REQUIREMENTS =>
Collect each line of the entries that holds the string "Exchangeable".

Figure collection entries =>
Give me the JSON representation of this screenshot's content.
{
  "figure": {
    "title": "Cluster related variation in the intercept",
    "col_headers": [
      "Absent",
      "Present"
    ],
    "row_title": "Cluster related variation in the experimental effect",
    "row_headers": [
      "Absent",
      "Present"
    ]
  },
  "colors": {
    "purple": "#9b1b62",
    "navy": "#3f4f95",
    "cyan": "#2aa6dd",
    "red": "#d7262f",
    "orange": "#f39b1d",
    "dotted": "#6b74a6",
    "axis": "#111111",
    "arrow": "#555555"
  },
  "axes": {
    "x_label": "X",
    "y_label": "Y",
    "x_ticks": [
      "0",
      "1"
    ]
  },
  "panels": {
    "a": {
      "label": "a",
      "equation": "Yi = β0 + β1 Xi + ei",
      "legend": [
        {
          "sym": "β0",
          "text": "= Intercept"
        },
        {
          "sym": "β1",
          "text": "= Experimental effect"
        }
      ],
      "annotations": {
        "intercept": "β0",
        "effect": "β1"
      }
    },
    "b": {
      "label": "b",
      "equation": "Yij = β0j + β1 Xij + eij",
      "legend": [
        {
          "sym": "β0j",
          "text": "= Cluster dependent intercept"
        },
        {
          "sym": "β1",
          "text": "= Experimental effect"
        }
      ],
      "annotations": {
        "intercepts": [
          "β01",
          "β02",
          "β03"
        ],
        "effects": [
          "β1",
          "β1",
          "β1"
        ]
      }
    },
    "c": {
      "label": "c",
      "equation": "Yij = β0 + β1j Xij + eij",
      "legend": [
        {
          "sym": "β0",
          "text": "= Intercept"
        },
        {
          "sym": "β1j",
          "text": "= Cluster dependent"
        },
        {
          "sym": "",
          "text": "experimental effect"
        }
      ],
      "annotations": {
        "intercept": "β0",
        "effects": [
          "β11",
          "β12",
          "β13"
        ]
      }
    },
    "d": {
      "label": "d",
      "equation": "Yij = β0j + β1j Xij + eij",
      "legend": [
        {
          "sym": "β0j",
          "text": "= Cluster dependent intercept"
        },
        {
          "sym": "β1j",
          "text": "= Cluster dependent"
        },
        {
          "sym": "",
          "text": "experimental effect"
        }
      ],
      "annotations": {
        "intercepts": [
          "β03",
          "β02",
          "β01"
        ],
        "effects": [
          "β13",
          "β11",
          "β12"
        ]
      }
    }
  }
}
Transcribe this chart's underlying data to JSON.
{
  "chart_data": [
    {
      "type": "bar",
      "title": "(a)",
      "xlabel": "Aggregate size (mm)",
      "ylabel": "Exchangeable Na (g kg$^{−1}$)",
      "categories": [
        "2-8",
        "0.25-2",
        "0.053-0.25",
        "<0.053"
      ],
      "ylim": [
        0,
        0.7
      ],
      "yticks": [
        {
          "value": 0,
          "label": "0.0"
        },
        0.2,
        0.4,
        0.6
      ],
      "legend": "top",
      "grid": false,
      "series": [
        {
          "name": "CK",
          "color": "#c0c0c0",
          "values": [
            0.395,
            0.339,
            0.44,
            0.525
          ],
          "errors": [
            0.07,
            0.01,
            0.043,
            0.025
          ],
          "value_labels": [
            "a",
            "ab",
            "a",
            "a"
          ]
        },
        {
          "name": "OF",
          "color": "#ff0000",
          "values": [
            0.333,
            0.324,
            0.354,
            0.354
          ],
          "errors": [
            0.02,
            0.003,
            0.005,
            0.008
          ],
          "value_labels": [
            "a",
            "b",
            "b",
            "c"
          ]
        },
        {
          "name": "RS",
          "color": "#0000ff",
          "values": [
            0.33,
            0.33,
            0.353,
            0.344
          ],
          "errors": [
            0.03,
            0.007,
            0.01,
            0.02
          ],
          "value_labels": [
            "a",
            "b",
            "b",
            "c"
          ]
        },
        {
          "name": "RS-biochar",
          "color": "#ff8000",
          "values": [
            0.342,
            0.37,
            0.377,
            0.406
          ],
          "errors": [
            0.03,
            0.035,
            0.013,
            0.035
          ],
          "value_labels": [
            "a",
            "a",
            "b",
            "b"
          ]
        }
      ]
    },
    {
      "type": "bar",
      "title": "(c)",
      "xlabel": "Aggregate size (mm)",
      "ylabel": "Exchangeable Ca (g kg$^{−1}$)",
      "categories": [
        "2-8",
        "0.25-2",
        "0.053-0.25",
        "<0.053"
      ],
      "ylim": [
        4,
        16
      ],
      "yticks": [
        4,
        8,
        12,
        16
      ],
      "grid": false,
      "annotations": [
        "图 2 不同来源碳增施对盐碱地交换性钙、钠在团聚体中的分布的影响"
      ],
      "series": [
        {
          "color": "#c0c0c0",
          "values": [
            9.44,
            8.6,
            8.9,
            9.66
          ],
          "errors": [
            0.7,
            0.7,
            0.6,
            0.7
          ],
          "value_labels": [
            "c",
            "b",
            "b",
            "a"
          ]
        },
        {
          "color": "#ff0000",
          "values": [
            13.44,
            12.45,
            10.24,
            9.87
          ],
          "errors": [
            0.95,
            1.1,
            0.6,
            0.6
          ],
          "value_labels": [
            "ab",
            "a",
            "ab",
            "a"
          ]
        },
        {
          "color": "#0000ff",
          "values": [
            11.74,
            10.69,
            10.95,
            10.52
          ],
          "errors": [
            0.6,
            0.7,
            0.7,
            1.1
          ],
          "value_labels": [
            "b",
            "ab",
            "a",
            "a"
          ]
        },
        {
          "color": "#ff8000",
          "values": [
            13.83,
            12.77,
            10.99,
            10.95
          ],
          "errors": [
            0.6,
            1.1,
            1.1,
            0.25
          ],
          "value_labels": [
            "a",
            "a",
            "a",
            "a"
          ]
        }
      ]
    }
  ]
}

RESULT OF THIS EXERCISE =>
      "ylabel": "Exchangeable Na (g kg$^{−1}$)",
      "ylabel": "Exchangeable Ca (g kg$^{−1}$)",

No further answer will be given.